• _Aim of the task_
From the entries below, list each line with "title".

• _Data provided_
○ ○ ○ ○ ○ ○ ○

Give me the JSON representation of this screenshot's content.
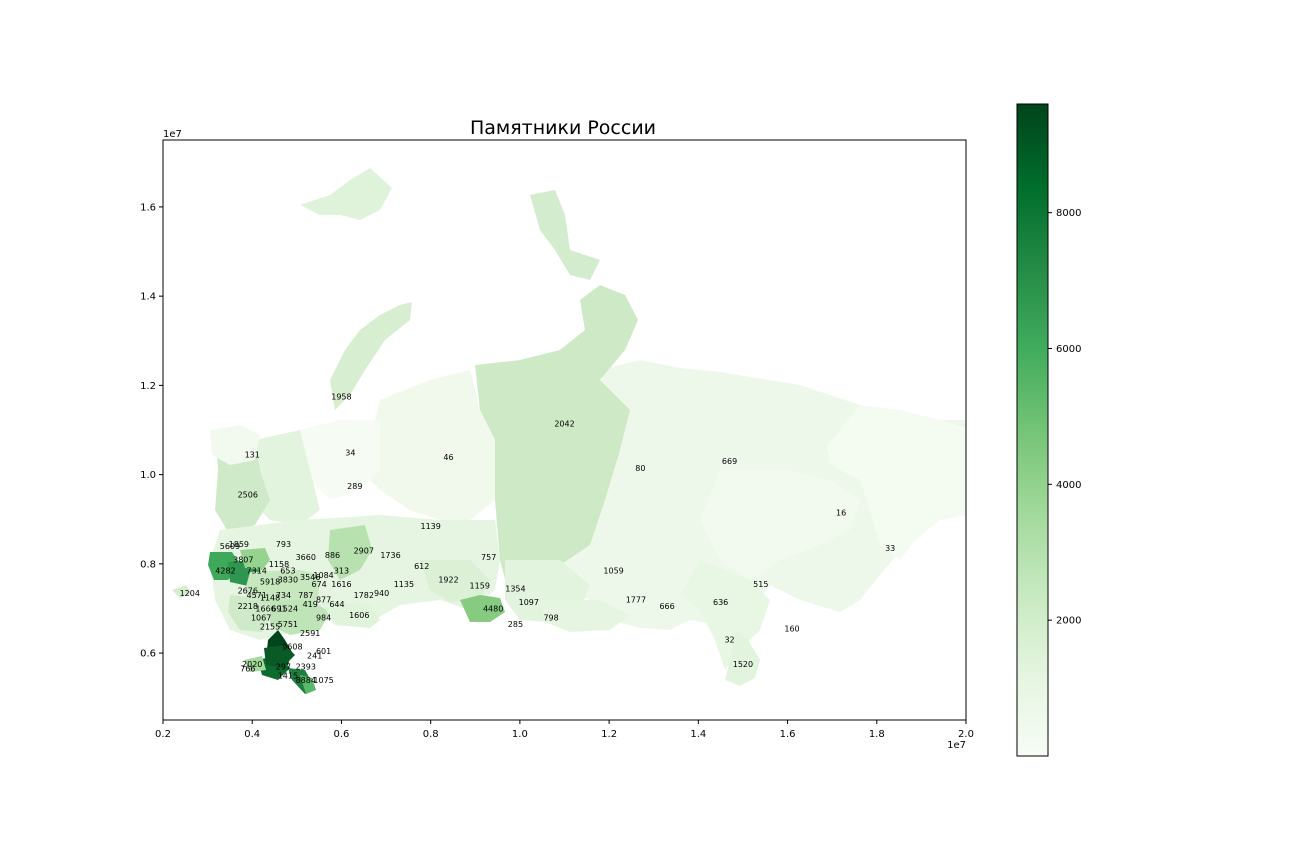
{
  "title": "Памятники России",
  "axes": {
    "x_exponent": "1e7",
    "y_exponent": "1e7",
    "x_ticks": [
      "0.2",
      "0.4",
      "0.6",
      "0.8",
      "1.0",
      "1.2",
      "1.4",
      "1.6",
      "1.8",
      "2.0"
    ],
    "y_ticks": [
      "0.6",
      "0.8",
      "1.0",
      "1.2",
      "1.4",
      "1.6"
    ]
  },
  "colorbar": {
    "ticks": [
      "2000",
      "4000",
      "6000",
      "8000"
    ],
    "min": 0,
    "max": 9600,
    "colormap": "Greens",
    "color_stops": [
      "#f7fcf5",
      "#e5f5e0",
      "#c7e9c0",
      "#a1d99b",
      "#74c476",
      "#41ab5d",
      "#238b45",
      "#006d2c",
      "#00441b"
    ]
  },
  "chart_data": {
    "type": "choropleth",
    "title": "Памятники России",
    "x_range": [
      2000000,
      20000000
    ],
    "y_range": [
      4500000,
      17500000
    ],
    "value_range": [
      0,
      9600
    ],
    "region_values": [
      {
        "value": "1958",
        "x": 6000000.0,
        "y": 11750000.0
      },
      {
        "value": "2042",
        "x": 11000000.0,
        "y": 11150000.0
      },
      {
        "value": "131",
        "x": 4000000.0,
        "y": 10450000.0
      },
      {
        "value": "34",
        "x": 6200000.0,
        "y": 10500000.0
      },
      {
        "value": "46",
        "x": 8400000.0,
        "y": 10400000.0
      },
      {
        "value": "80",
        "x": 12700000.0,
        "y": 10150000.0
      },
      {
        "value": "669",
        "x": 14700000.0,
        "y": 10300000.0
      },
      {
        "value": "289",
        "x": 6300000.0,
        "y": 9750000.0
      },
      {
        "value": "2506",
        "x": 3900000.0,
        "y": 9550000.0
      },
      {
        "value": "16",
        "x": 17200000.0,
        "y": 9150000.0
      },
      {
        "value": "1139",
        "x": 8000000.0,
        "y": 8850000.0
      },
      {
        "value": "33",
        "x": 18300000.0,
        "y": 8350000.0
      },
      {
        "value": "5609",
        "x": 3500000.0,
        "y": 8400000.0
      },
      {
        "value": "1859",
        "x": 3700000.0,
        "y": 8450000.0
      },
      {
        "value": "793",
        "x": 4700000.0,
        "y": 8450000.0
      },
      {
        "value": "2907",
        "x": 6500000.0,
        "y": 8300000.0
      },
      {
        "value": "1736",
        "x": 7100000.0,
        "y": 8200000.0
      },
      {
        "value": "757",
        "x": 9300000.0,
        "y": 8150000.0
      },
      {
        "value": "886",
        "x": 5800000.0,
        "y": 8200000.0
      },
      {
        "value": "3660",
        "x": 5200000.0,
        "y": 8150000.0
      },
      {
        "value": "3807",
        "x": 3800000.0,
        "y": 8100000.0
      },
      {
        "value": "1158",
        "x": 4600000.0,
        "y": 8000000.0
      },
      {
        "value": "612",
        "x": 7800000.0,
        "y": 7950000.0
      },
      {
        "value": "1059",
        "x": 12100000.0,
        "y": 7850000.0
      },
      {
        "value": "4282",
        "x": 3400000.0,
        "y": 7850000.0
      },
      {
        "value": "7314",
        "x": 4100000.0,
        "y": 7850000.0
      },
      {
        "value": "653",
        "x": 4800000.0,
        "y": 7850000.0
      },
      {
        "value": "313",
        "x": 6000000.0,
        "y": 7850000.0
      },
      {
        "value": "1084",
        "x": 5600000.0,
        "y": 7750000.0
      },
      {
        "value": "3546",
        "x": 5300000.0,
        "y": 7700000.0
      },
      {
        "value": "1922",
        "x": 8400000.0,
        "y": 7650000.0
      },
      {
        "value": "5918",
        "x": 4400000.0,
        "y": 7600000.0
      },
      {
        "value": "3830",
        "x": 4800000.0,
        "y": 7650000.0
      },
      {
        "value": "674",
        "x": 5500000.0,
        "y": 7550000.0
      },
      {
        "value": "1616",
        "x": 6000000.0,
        "y": 7550000.0
      },
      {
        "value": "1135",
        "x": 7400000.0,
        "y": 7550000.0
      },
      {
        "value": "1159",
        "x": 9100000.0,
        "y": 7520000.0
      },
      {
        "value": "515",
        "x": 15400000.0,
        "y": 7550000.0
      },
      {
        "value": "1204",
        "x": 2600000.0,
        "y": 7350000.0
      },
      {
        "value": "2676",
        "x": 3900000.0,
        "y": 7400000.0
      },
      {
        "value": "1354",
        "x": 9900000.0,
        "y": 7450000.0
      },
      {
        "value": "4571",
        "x": 4100000.0,
        "y": 7300000.0
      },
      {
        "value": "734",
        "x": 4700000.0,
        "y": 7300000.0
      },
      {
        "value": "787",
        "x": 5200000.0,
        "y": 7300000.0
      },
      {
        "value": "1782",
        "x": 6500000.0,
        "y": 7300000.0
      },
      {
        "value": "940",
        "x": 6900000.0,
        "y": 7350000.0
      },
      {
        "value": "1148",
        "x": 4400000.0,
        "y": 7250000.0
      },
      {
        "value": "877",
        "x": 5600000.0,
        "y": 7200000.0
      },
      {
        "value": "1777",
        "x": 12600000.0,
        "y": 7200000.0
      },
      {
        "value": "636",
        "x": 14500000.0,
        "y": 7150000.0
      },
      {
        "value": "2218",
        "x": 3900000.0,
        "y": 7050000.0
      },
      {
        "value": "1666",
        "x": 4300000.0,
        "y": 7000000.0
      },
      {
        "value": "691",
        "x": 4600000.0,
        "y": 7000000.0
      },
      {
        "value": "1524",
        "x": 4800000.0,
        "y": 7000000.0
      },
      {
        "value": "419",
        "x": 5300000.0,
        "y": 7100000.0
      },
      {
        "value": "644",
        "x": 5900000.0,
        "y": 7100000.0
      },
      {
        "value": "1097",
        "x": 10200000.0,
        "y": 7150000.0
      },
      {
        "value": "666",
        "x": 13300000.0,
        "y": 7050000.0
      },
      {
        "value": "4480",
        "x": 9400000.0,
        "y": 7000000.0
      },
      {
        "value": "1606",
        "x": 6400000.0,
        "y": 6850000.0
      },
      {
        "value": "1067",
        "x": 4200000.0,
        "y": 6800000.0
      },
      {
        "value": "984",
        "x": 5600000.0,
        "y": 6800000.0
      },
      {
        "value": "798",
        "x": 10700000.0,
        "y": 6800000.0
      },
      {
        "value": "2155",
        "x": 4400000.0,
        "y": 6600000.0
      },
      {
        "value": "5751",
        "x": 4800000.0,
        "y": 6650000.0
      },
      {
        "value": "285",
        "x": 9900000.0,
        "y": 6650000.0
      },
      {
        "value": "160",
        "x": 16100000.0,
        "y": 6550000.0
      },
      {
        "value": "2591",
        "x": 5300000.0,
        "y": 6450000.0
      },
      {
        "value": "32",
        "x": 14700000.0,
        "y": 6300000.0
      },
      {
        "value": "9608",
        "x": 4900000.0,
        "y": 6150000.0
      },
      {
        "value": "601",
        "x": 5600000.0,
        "y": 6050000.0
      },
      {
        "value": "241",
        "x": 5400000.0,
        "y": 5950000.0
      },
      {
        "value": "2020",
        "x": 4000000.0,
        "y": 5750000.0
      },
      {
        "value": "766",
        "x": 3900000.0,
        "y": 5650000.0
      },
      {
        "value": "2393",
        "x": 5200000.0,
        "y": 5700000.0
      },
      {
        "value": "297",
        "x": 4700000.0,
        "y": 5700000.0
      },
      {
        "value": "1520",
        "x": 15000000.0,
        "y": 5750000.0
      },
      {
        "value": "1415",
        "x": 4800000.0,
        "y": 5500000.0
      },
      {
        "value": "8884",
        "x": 5200000.0,
        "y": 5400000.0
      },
      {
        "value": "1075",
        "x": 5600000.0,
        "y": 5400000.0
      }
    ]
  }
}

○ ○ ○ ○ ○ ○ ○

• _Written solution_
  "title": "Памятники России",
    "title": "Памятники России",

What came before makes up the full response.